WHAT TO DO - Return every line below in which "JSON" appears.

EXERCISE INPUT -

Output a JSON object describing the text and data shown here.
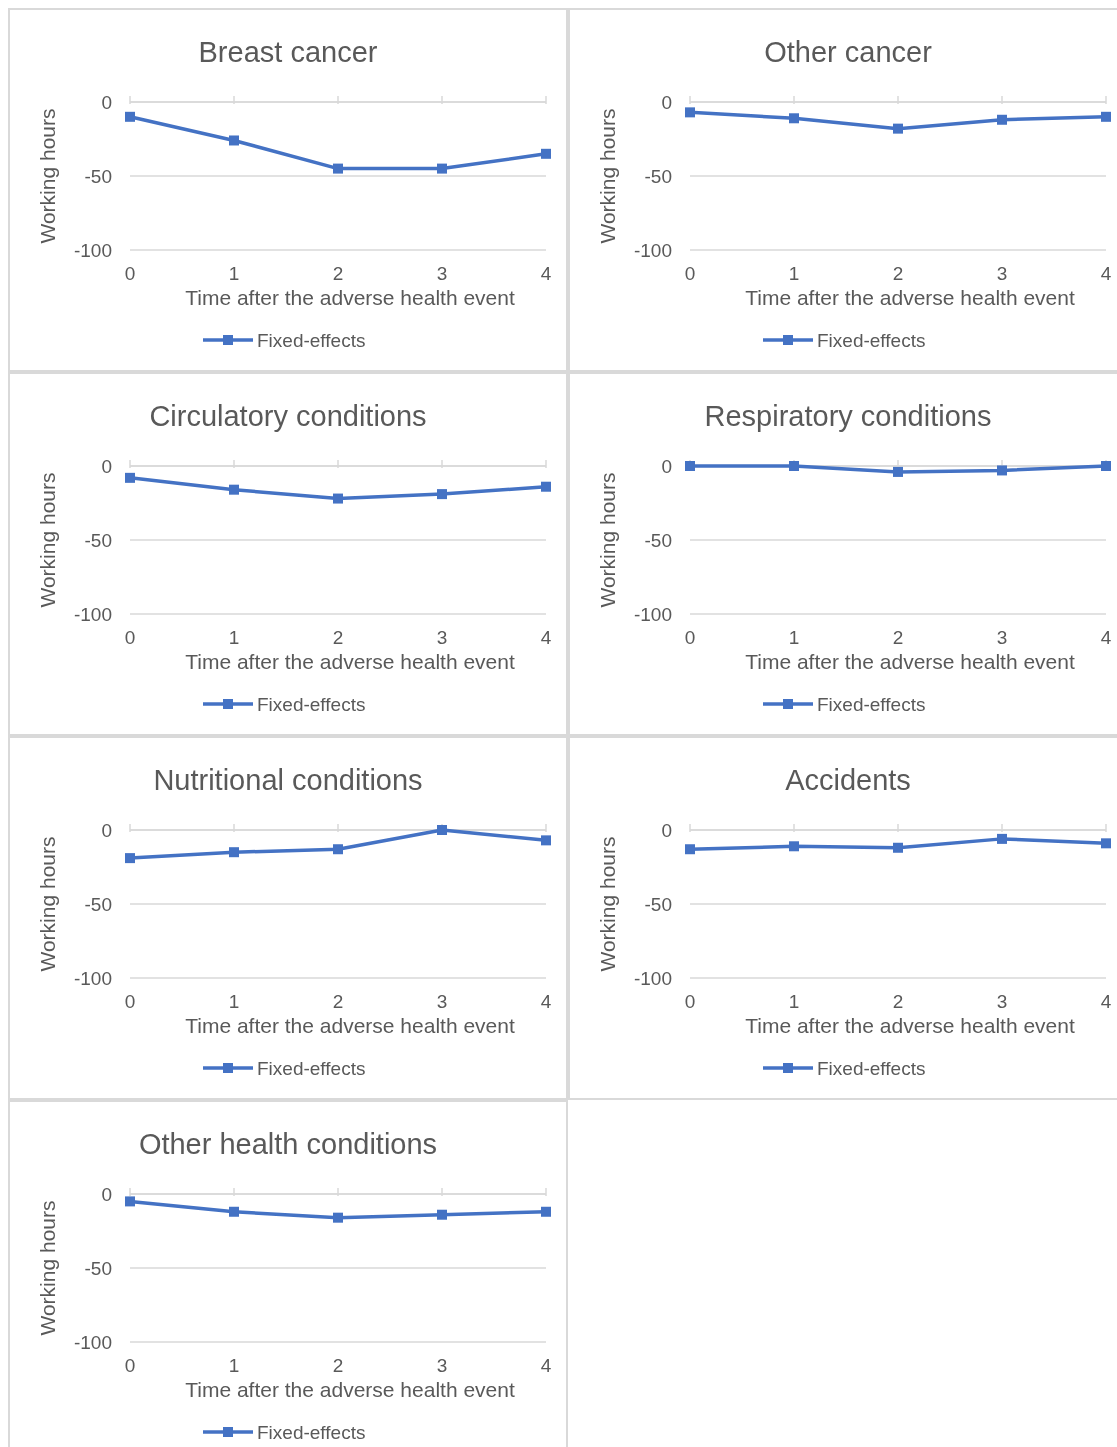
{
  "chart_data": [
    {
      "type": "line",
      "title": "Breast cancer",
      "xlabel": "Time after the adverse health event",
      "ylabel": "Working hours",
      "categories": [
        "0",
        "1",
        "2",
        "3",
        "4"
      ],
      "ylim": [
        -100,
        0
      ],
      "yticks": [
        -100,
        -50,
        0
      ],
      "grid": "y",
      "legend": "bottom",
      "marker": "square",
      "line_style": "solid",
      "series": [
        {
          "name": "Fixed-effects",
          "color": "#4472c4",
          "values": [
            -10,
            -26,
            -45,
            -45,
            -35
          ]
        }
      ]
    },
    {
      "type": "line",
      "title": "Other cancer",
      "xlabel": "Time after the adverse health event",
      "ylabel": "Working hours",
      "categories": [
        "0",
        "1",
        "2",
        "3",
        "4"
      ],
      "ylim": [
        -100,
        0
      ],
      "yticks": [
        -100,
        -50,
        0
      ],
      "grid": "y",
      "legend": "bottom",
      "marker": "square",
      "line_style": "solid",
      "series": [
        {
          "name": "Fixed-effects",
          "color": "#4472c4",
          "values": [
            -7,
            -11,
            -18,
            -12,
            -10
          ]
        }
      ]
    },
    {
      "type": "line",
      "title": "Circulatory conditions",
      "xlabel": "Time after the adverse health event",
      "ylabel": "Working hours",
      "categories": [
        "0",
        "1",
        "2",
        "3",
        "4"
      ],
      "ylim": [
        -100,
        0
      ],
      "yticks": [
        -100,
        -50,
        0
      ],
      "grid": "y",
      "legend": "bottom",
      "marker": "square",
      "line_style": "solid",
      "series": [
        {
          "name": "Fixed-effects",
          "color": "#4472c4",
          "values": [
            -8,
            -16,
            -22,
            -19,
            -14
          ]
        }
      ]
    },
    {
      "type": "line",
      "title": "Respiratory conditions",
      "xlabel": "Time after the adverse health event",
      "ylabel": "Working hours",
      "categories": [
        "0",
        "1",
        "2",
        "3",
        "4"
      ],
      "ylim": [
        -100,
        0
      ],
      "yticks": [
        -100,
        -50,
        0
      ],
      "grid": "y",
      "legend": "bottom",
      "marker": "square",
      "line_style": "solid",
      "series": [
        {
          "name": "Fixed-effects",
          "color": "#4472c4",
          "values": [
            0,
            0,
            -4,
            -3,
            0
          ]
        }
      ]
    },
    {
      "type": "line",
      "title": "Nutritional conditions",
      "xlabel": "Time after the adverse health event",
      "ylabel": "Working hours",
      "categories": [
        "0",
        "1",
        "2",
        "3",
        "4"
      ],
      "ylim": [
        -100,
        0
      ],
      "yticks": [
        -100,
        -50,
        0
      ],
      "grid": "y",
      "legend": "bottom",
      "marker": "square",
      "line_style": "solid",
      "series": [
        {
          "name": "Fixed-effects",
          "color": "#4472c4",
          "values": [
            -19,
            -15,
            -13,
            0,
            -7
          ]
        }
      ]
    },
    {
      "type": "line",
      "title": "Accidents",
      "xlabel": "Time after the adverse health event",
      "ylabel": "Working hours",
      "categories": [
        "0",
        "1",
        "2",
        "3",
        "4"
      ],
      "ylim": [
        -100,
        0
      ],
      "yticks": [
        -100,
        -50,
        0
      ],
      "grid": "y",
      "legend": "bottom",
      "marker": "square",
      "line_style": "solid",
      "series": [
        {
          "name": "Fixed-effects",
          "color": "#4472c4",
          "values": [
            -13,
            -11,
            -12,
            -6,
            -9
          ]
        }
      ]
    },
    {
      "type": "line",
      "title": "Other health conditions",
      "xlabel": "Time after the adverse health event",
      "ylabel": "Working hours",
      "categories": [
        "0",
        "1",
        "2",
        "3",
        "4"
      ],
      "ylim": [
        -100,
        0
      ],
      "yticks": [
        -100,
        -50,
        0
      ],
      "grid": "y",
      "legend": "bottom",
      "marker": "square",
      "line_style": "solid",
      "series": [
        {
          "name": "Fixed-effects",
          "color": "#4472c4",
          "values": [
            -5,
            -12,
            -16,
            -14,
            -12
          ]
        }
      ]
    }
  ]
}
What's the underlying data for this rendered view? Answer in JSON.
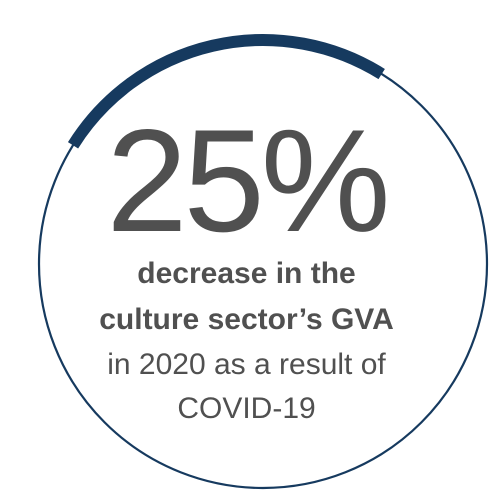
{
  "chart_data": {
    "type": "pie",
    "value": 25,
    "unit": "%",
    "big_text": "25%",
    "caption_bold": [
      "decrease in the",
      "culture sector’s GVA"
    ],
    "caption_regular": [
      "in 2020 as a result of",
      "COVID-19"
    ]
  },
  "colors": {
    "accent": "#163a5f",
    "track": "#163a5f",
    "text": "#505050"
  }
}
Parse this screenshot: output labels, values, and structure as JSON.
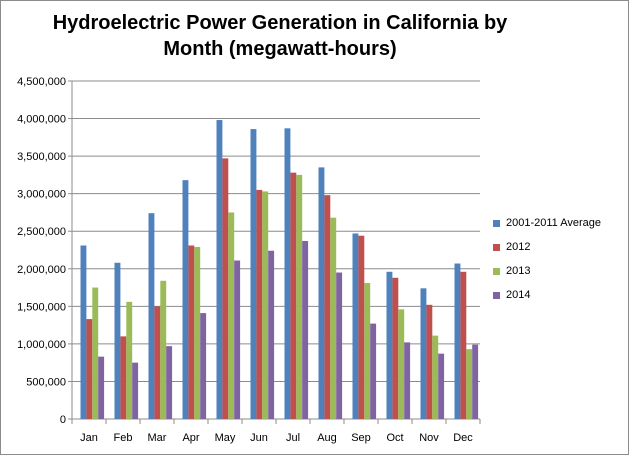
{
  "chart_data": {
    "type": "bar",
    "title_line1": "Hydroelectric Power Generation in California by",
    "title_line2": "Month (megawatt-hours)",
    "xlabel": "",
    "ylabel": "",
    "ylim": [
      0,
      4500000
    ],
    "yticks": [
      "0",
      "500,000",
      "1,000,000",
      "1,500,000",
      "2,000,000",
      "2,500,000",
      "3,000,000",
      "3,500,000",
      "4,000,000",
      "4,500,000"
    ],
    "grid": true,
    "legend_position": "right",
    "categories": [
      "Jan",
      "Feb",
      "Mar",
      "Apr",
      "May",
      "Jun",
      "Jul",
      "Aug",
      "Sep",
      "Oct",
      "Nov",
      "Dec"
    ],
    "series": [
      {
        "name": "2001-2011 Average",
        "color": "#4f81bd",
        "values": [
          2310000,
          2080000,
          2740000,
          3180000,
          3980000,
          3860000,
          3870000,
          3350000,
          2470000,
          1960000,
          1740000,
          2070000
        ]
      },
      {
        "name": "2012",
        "color": "#c0504d",
        "values": [
          1330000,
          1100000,
          1500000,
          2310000,
          3470000,
          3050000,
          3280000,
          2980000,
          2440000,
          1880000,
          1520000,
          1960000
        ]
      },
      {
        "name": "2013",
        "color": "#9bbb59",
        "values": [
          1750000,
          1560000,
          1840000,
          2290000,
          2750000,
          3030000,
          3250000,
          2680000,
          1810000,
          1460000,
          1110000,
          930000
        ]
      },
      {
        "name": "2014",
        "color": "#8064a2",
        "values": [
          830000,
          750000,
          970000,
          1410000,
          2110000,
          2240000,
          2370000,
          1950000,
          1270000,
          1020000,
          870000,
          990000
        ]
      }
    ]
  }
}
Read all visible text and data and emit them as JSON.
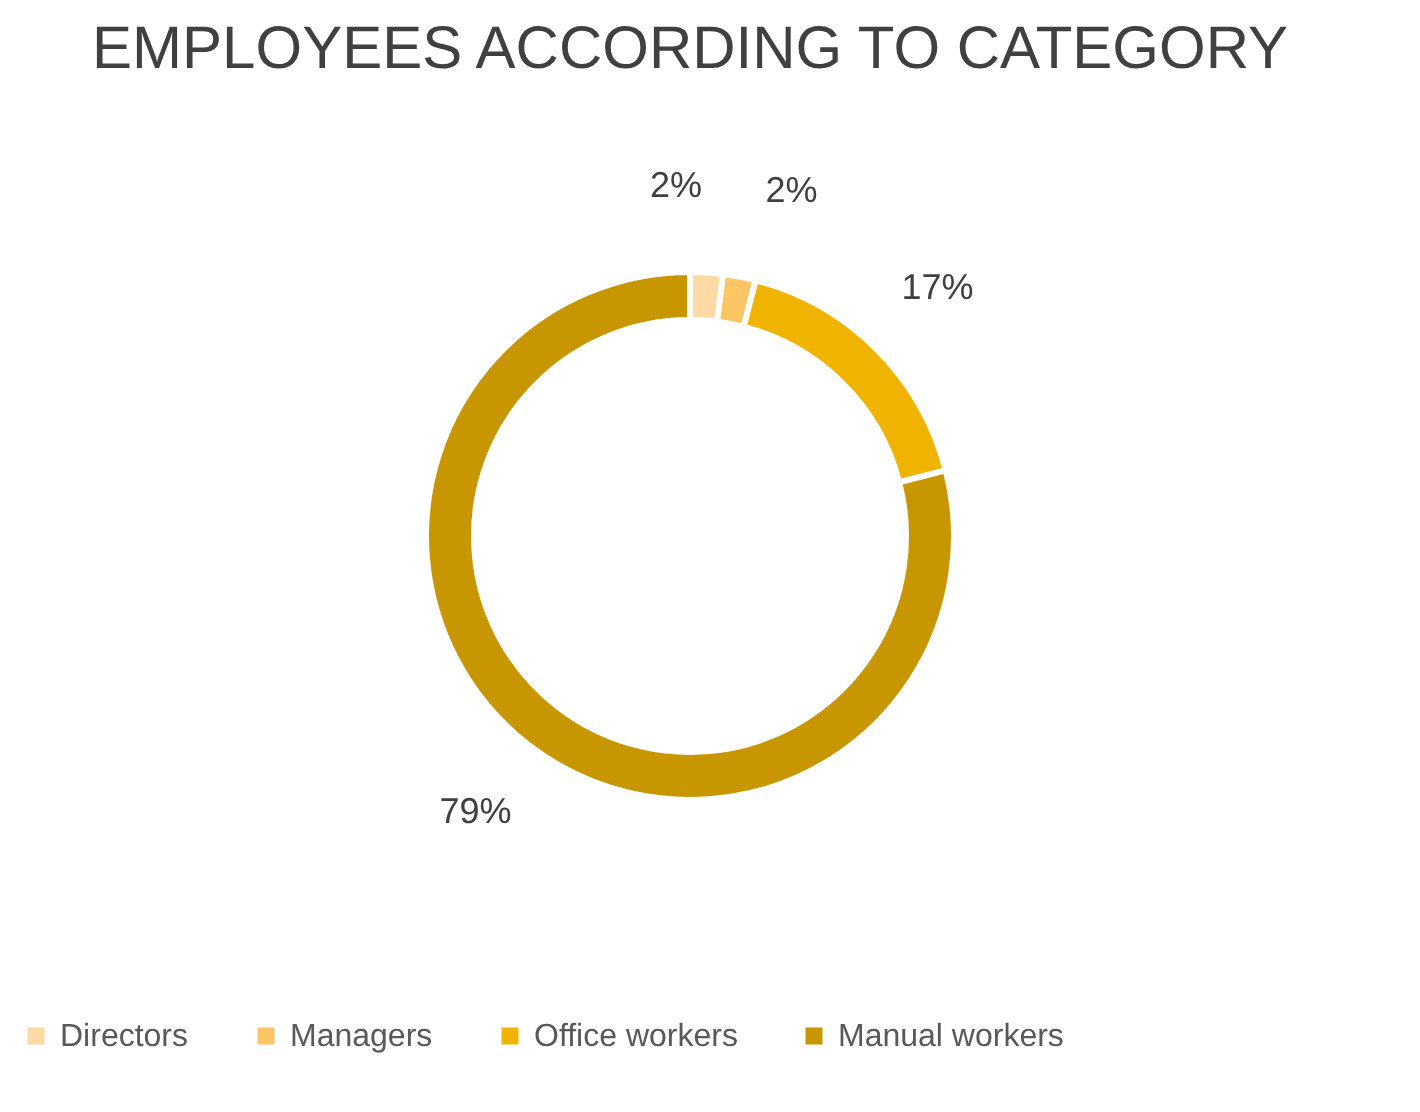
{
  "chart_data": {
    "type": "donut",
    "title": "EMPLOYEES ACCORDING TO CATEGORY",
    "categories": [
      "Directors",
      "Managers",
      "Office workers",
      "Manual workers"
    ],
    "values": [
      2,
      2,
      17,
      79
    ],
    "value_labels": [
      "2%",
      "2%",
      "17%",
      "79%"
    ],
    "colors": [
      "#fdd9a3",
      "#fdc565",
      "#f0b400",
      "#c89600"
    ],
    "legend": "bottom"
  }
}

TASK OUTPUT -
Output a JSON object describing the text and data shown here.
What's the underlying data for this rendered view? Answer in JSON.
Parse this screenshot: output labels, values, and structure as JSON.
Read all visible text and data and emit them as JSON.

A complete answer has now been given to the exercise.